* Begin *

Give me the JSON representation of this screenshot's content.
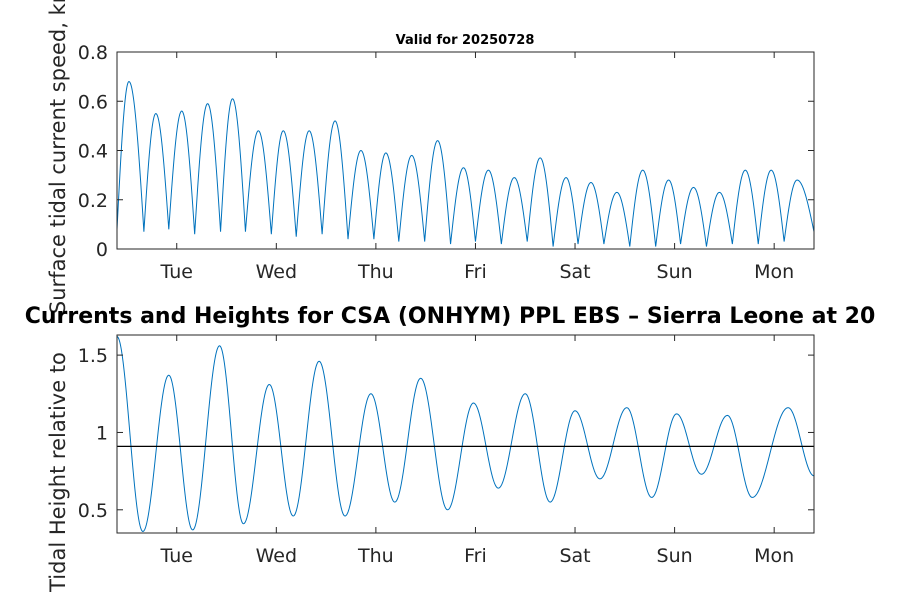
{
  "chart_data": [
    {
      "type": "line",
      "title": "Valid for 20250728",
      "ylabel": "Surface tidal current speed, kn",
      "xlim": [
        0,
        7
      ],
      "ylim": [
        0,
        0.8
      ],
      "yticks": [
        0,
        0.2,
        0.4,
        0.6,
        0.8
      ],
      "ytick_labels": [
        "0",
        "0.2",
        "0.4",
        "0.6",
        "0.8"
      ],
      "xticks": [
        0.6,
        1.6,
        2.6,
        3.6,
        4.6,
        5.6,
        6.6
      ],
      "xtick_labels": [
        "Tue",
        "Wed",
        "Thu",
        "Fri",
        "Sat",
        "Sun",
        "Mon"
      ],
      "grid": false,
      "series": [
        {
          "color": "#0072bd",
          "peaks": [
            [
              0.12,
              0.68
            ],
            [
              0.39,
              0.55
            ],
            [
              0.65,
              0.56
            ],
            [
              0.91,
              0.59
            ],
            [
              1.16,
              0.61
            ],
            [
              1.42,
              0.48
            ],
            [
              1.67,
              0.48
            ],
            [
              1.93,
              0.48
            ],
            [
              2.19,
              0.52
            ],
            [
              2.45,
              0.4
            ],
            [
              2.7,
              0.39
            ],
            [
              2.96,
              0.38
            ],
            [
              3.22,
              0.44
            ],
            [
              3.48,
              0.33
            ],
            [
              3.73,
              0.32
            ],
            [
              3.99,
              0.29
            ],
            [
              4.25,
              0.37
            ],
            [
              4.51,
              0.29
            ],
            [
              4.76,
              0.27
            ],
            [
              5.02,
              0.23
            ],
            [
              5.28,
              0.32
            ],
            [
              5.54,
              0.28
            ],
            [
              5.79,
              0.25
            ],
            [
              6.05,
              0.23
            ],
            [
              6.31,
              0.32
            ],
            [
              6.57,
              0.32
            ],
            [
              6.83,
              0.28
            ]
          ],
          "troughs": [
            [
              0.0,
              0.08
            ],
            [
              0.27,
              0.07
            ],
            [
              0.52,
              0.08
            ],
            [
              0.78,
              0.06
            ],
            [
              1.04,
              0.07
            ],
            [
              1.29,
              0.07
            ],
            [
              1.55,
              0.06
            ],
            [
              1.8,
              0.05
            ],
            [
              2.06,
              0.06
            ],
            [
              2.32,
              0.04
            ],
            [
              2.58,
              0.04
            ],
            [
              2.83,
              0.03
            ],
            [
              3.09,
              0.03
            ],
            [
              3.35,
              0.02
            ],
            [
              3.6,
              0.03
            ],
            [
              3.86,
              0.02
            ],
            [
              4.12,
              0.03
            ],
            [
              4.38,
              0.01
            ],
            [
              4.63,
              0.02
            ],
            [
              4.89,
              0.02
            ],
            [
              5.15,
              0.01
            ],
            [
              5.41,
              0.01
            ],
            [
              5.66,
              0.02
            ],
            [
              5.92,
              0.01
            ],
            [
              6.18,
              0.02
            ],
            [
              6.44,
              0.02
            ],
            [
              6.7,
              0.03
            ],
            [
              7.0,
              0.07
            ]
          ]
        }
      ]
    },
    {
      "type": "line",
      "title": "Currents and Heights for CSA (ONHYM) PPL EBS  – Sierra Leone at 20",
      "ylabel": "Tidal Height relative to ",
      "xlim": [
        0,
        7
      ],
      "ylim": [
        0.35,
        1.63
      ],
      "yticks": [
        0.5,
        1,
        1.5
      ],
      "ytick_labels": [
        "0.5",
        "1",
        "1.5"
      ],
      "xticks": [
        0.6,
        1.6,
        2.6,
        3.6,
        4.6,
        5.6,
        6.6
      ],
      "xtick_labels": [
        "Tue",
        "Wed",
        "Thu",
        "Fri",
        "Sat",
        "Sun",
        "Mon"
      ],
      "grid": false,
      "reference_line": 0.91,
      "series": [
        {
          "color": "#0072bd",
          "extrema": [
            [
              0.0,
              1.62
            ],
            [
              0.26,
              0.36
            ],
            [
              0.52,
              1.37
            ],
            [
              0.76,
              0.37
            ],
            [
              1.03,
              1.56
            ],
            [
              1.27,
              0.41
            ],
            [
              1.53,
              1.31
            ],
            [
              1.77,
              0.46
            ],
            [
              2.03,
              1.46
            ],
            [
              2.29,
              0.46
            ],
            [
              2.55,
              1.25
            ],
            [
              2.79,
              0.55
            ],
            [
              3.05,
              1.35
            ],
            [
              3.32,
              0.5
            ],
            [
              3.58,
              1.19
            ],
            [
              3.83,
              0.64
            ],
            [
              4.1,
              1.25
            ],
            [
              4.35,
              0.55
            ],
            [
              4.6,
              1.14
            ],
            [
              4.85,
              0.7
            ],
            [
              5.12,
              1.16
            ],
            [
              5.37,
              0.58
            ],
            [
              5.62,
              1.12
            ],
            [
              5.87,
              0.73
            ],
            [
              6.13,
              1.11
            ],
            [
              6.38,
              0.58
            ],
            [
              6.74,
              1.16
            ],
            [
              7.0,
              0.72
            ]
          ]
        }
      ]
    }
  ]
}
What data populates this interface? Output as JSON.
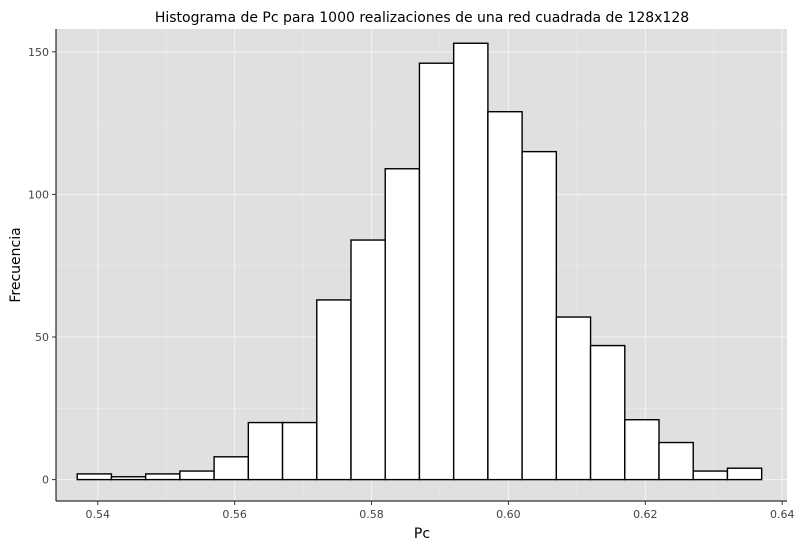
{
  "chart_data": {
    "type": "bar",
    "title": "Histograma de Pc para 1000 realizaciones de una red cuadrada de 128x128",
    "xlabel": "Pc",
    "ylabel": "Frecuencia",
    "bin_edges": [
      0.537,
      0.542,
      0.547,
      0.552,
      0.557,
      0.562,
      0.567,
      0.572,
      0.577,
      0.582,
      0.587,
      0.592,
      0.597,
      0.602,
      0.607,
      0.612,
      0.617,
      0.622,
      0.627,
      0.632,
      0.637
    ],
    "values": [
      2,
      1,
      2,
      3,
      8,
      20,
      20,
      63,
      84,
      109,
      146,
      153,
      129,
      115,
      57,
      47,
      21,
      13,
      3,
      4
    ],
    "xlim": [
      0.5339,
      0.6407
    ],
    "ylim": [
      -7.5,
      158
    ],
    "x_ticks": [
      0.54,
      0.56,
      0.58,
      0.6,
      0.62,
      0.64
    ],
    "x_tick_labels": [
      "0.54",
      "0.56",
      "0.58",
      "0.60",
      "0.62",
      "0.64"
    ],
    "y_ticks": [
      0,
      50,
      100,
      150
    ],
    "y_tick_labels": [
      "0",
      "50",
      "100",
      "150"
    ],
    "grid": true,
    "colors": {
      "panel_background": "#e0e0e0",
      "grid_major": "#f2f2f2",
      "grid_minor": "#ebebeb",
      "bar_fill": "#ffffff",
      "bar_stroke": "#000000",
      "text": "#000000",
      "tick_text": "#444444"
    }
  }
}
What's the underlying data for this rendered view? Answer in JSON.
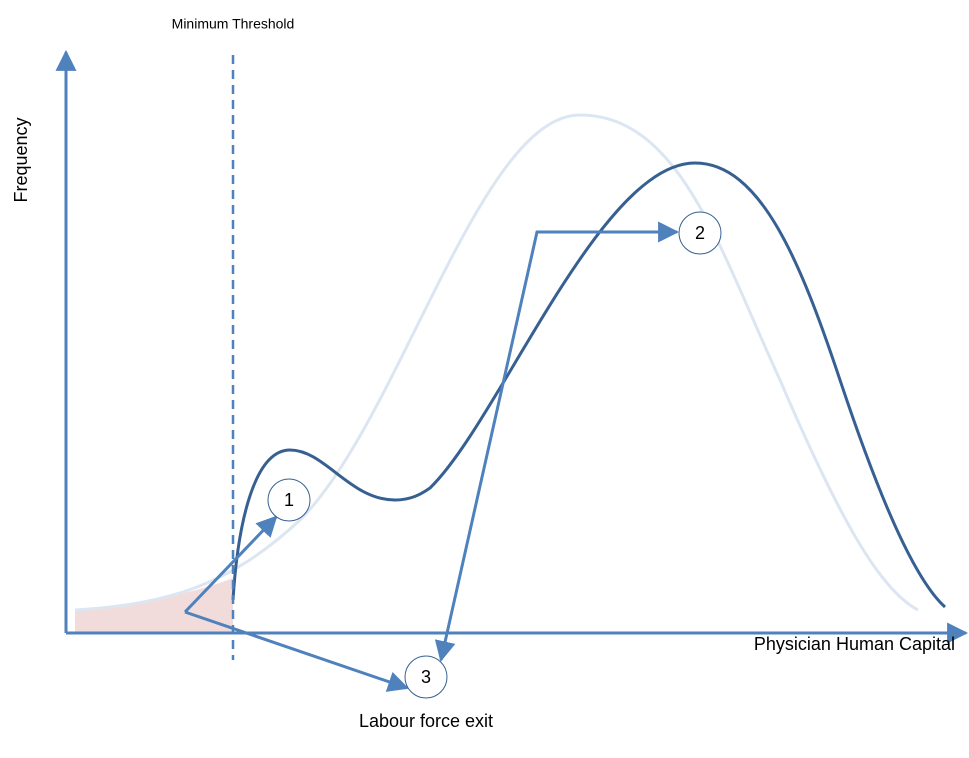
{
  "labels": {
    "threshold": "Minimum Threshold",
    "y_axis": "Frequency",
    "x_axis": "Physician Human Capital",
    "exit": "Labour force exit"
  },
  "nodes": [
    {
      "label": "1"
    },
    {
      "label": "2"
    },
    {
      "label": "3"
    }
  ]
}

* End *

Your goal:
The lines to be quoted run from the line containing "What's the underlying" through the end of the entries above, both included; quote them exactly and leave out any pictures.

Exercise result:
What's the underlying data for this rendered view? Answer in JSON.
{
  "labels": {
    "threshold": "Minimum Threshold",
    "y_axis": "Frequency",
    "x_axis": "Physician Human Capital",
    "exit": "Labour force exit"
  },
  "nodes": [
    {
      "label": "1"
    },
    {
      "label": "2"
    },
    {
      "label": "3"
    }
  ]
}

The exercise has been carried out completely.